◆ AIM:
State the number of lines that contain the word "Make", and add nothing else.

[Data items]
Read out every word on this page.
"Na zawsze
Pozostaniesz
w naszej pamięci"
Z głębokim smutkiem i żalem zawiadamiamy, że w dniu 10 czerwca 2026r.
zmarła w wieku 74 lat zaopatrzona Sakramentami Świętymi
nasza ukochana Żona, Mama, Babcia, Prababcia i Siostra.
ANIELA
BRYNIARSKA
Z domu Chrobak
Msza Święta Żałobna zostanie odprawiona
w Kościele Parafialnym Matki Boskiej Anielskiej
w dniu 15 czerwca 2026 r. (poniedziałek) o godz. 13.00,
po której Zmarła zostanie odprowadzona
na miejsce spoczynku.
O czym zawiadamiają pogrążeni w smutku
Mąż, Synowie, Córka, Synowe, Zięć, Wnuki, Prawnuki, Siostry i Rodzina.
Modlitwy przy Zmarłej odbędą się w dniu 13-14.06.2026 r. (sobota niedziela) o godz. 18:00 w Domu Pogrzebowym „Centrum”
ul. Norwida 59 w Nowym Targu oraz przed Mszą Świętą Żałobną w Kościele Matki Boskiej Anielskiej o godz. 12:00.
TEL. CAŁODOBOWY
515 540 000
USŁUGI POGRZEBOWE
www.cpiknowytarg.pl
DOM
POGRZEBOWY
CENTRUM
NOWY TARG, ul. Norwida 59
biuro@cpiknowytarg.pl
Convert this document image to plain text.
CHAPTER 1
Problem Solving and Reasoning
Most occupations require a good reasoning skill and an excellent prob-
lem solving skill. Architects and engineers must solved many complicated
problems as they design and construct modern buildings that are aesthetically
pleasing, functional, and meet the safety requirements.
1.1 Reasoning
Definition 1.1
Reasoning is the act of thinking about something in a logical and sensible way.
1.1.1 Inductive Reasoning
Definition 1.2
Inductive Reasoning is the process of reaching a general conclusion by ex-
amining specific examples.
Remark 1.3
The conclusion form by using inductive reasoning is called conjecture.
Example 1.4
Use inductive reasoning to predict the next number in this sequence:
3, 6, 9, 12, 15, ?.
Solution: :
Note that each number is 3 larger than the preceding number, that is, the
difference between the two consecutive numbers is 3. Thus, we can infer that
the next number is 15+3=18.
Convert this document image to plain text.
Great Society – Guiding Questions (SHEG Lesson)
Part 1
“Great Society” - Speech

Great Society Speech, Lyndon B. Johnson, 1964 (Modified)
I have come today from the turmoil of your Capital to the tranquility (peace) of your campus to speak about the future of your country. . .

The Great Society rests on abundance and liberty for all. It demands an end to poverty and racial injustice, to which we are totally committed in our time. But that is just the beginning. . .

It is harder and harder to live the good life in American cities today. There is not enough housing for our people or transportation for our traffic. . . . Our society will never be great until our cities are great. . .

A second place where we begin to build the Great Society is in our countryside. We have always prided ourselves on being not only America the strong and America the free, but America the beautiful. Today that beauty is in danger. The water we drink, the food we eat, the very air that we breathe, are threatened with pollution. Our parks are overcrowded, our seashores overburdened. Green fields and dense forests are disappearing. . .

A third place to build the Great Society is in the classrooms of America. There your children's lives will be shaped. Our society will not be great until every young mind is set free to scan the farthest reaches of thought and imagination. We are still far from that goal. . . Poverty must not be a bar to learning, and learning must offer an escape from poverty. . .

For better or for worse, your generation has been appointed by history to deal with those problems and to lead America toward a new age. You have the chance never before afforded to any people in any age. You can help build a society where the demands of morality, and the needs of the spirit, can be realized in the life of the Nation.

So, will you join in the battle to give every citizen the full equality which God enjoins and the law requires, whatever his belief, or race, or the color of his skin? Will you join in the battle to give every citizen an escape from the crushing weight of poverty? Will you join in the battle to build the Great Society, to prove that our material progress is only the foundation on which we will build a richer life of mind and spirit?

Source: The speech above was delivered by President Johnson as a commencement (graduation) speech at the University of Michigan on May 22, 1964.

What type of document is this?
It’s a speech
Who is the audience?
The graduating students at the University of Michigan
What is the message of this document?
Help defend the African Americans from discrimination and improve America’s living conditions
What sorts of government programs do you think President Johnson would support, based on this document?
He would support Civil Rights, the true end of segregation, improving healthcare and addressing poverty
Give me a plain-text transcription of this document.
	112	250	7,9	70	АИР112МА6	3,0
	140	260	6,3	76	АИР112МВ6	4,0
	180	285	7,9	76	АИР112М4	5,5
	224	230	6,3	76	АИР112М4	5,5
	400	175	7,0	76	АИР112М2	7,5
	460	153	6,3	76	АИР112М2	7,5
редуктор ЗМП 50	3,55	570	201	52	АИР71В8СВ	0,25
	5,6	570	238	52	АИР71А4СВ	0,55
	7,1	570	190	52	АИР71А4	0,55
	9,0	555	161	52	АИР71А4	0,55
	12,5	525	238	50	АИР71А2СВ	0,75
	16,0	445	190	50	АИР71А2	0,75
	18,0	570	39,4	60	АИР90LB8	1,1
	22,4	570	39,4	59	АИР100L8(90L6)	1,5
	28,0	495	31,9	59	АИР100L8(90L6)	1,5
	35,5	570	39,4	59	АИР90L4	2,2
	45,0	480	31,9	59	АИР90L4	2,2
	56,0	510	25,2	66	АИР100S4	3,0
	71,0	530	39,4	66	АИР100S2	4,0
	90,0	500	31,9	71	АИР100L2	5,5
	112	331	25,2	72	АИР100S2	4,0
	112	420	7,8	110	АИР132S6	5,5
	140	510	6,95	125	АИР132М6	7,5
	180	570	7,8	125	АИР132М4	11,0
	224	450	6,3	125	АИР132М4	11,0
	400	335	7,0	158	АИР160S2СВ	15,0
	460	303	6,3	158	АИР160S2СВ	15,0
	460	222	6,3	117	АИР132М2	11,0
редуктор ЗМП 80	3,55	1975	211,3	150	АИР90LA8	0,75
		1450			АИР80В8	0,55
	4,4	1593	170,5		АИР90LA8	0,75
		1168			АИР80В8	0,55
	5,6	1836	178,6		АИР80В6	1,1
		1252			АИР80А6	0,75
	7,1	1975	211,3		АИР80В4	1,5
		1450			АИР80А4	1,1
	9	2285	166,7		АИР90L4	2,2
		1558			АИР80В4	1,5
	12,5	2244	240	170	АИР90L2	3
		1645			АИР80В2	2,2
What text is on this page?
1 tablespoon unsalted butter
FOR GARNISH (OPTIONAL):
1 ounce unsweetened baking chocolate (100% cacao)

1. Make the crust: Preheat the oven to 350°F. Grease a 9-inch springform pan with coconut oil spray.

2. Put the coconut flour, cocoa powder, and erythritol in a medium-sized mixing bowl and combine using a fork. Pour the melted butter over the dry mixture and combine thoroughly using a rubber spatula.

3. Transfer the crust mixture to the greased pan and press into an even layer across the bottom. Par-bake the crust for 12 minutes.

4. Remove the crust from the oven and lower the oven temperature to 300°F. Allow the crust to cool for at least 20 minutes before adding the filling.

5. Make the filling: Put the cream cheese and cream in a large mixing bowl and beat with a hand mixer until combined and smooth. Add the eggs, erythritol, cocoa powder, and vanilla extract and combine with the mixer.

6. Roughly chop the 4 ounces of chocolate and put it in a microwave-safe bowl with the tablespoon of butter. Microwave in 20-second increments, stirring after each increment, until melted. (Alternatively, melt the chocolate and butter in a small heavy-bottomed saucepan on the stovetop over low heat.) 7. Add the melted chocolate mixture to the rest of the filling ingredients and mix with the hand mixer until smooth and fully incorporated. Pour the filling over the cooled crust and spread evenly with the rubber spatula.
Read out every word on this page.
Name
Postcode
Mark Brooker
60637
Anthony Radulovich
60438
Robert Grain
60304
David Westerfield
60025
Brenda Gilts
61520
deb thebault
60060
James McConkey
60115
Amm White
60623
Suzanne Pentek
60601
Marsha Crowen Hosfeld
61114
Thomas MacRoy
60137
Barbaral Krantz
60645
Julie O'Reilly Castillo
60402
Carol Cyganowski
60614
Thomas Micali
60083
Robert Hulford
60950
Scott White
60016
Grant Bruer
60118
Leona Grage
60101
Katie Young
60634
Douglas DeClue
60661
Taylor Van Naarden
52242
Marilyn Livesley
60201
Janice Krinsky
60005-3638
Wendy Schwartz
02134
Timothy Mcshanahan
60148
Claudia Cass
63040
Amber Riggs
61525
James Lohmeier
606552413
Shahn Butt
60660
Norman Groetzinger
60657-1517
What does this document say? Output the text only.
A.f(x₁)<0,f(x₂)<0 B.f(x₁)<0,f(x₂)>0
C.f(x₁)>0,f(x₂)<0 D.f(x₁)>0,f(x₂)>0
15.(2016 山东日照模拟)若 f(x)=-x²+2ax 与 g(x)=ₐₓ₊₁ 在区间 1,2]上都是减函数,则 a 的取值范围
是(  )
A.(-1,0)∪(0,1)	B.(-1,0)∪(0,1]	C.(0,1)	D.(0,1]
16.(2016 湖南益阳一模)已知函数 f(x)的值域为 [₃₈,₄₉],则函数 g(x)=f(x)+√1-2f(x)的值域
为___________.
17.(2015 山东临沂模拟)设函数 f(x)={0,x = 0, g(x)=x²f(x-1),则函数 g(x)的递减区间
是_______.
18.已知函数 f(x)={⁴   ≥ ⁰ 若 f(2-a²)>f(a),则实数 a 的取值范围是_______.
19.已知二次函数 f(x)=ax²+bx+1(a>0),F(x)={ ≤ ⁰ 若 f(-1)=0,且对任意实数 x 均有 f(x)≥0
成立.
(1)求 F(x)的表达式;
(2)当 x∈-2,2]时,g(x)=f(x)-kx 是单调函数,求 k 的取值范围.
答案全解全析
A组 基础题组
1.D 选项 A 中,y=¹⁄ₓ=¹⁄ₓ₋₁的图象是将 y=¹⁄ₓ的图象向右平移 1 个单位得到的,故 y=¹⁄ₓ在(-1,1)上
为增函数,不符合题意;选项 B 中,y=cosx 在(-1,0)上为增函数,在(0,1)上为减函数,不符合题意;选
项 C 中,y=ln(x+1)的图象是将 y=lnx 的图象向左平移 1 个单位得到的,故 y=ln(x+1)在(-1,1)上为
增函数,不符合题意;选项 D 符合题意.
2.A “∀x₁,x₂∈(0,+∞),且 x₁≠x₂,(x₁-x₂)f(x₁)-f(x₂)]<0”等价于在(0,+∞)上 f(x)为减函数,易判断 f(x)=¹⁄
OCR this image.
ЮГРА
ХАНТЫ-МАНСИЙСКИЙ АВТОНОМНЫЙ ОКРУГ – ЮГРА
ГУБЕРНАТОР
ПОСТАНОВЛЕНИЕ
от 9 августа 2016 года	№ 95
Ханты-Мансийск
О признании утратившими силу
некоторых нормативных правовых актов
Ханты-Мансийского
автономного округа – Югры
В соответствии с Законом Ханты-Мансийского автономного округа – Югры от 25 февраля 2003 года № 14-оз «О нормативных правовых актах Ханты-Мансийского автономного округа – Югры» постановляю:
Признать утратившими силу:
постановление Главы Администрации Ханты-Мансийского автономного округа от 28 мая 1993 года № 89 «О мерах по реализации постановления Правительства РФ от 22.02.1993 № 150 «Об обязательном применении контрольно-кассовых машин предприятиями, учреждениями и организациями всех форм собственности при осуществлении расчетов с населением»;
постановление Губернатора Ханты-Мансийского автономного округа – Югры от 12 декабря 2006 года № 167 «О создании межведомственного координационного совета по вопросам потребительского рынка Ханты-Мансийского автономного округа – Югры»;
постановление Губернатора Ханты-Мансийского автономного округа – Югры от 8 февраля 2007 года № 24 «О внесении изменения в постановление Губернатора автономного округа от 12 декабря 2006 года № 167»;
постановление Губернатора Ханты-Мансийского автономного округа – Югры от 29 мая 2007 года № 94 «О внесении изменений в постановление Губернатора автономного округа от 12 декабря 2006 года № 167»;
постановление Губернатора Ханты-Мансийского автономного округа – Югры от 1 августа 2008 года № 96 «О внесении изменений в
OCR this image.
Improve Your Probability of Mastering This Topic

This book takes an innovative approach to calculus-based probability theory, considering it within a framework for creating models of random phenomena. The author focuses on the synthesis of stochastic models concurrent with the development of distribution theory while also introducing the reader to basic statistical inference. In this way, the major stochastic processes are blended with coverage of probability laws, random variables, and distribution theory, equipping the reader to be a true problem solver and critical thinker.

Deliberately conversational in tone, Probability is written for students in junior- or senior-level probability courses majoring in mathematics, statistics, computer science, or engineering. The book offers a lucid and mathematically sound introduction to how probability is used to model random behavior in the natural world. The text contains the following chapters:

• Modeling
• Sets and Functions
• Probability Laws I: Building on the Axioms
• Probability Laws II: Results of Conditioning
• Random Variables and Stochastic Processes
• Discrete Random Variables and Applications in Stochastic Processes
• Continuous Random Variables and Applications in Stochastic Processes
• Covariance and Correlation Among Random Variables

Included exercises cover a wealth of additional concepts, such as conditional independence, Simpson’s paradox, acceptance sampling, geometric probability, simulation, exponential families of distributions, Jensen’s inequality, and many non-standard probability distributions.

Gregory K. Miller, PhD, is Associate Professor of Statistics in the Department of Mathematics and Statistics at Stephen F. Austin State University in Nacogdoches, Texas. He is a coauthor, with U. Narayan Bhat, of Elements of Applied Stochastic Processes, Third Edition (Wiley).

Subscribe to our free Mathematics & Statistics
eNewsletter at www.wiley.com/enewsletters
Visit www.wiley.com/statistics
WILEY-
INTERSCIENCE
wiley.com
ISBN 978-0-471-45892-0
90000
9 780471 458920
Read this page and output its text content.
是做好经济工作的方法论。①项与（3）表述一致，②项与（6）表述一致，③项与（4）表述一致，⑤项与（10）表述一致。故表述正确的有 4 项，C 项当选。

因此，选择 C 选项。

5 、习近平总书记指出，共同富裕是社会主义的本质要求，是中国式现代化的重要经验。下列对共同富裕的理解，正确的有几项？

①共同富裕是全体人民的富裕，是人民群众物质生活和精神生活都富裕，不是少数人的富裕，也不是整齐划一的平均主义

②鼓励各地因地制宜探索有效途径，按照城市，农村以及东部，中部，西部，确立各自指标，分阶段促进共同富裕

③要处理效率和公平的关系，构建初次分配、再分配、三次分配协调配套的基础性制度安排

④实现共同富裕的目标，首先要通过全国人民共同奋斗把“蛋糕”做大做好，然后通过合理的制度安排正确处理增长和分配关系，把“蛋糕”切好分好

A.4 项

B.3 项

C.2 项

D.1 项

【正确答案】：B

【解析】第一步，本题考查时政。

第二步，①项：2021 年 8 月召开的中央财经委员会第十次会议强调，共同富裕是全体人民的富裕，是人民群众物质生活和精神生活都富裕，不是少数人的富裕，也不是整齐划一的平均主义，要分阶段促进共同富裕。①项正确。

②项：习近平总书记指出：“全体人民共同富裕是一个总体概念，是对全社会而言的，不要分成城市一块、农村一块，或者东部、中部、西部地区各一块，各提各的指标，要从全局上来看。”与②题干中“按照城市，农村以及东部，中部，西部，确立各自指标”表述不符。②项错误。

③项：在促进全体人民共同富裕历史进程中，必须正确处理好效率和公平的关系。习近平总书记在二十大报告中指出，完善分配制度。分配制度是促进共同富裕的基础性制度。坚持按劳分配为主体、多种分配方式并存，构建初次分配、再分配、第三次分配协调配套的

◆ REPLY TO THE TASK:
2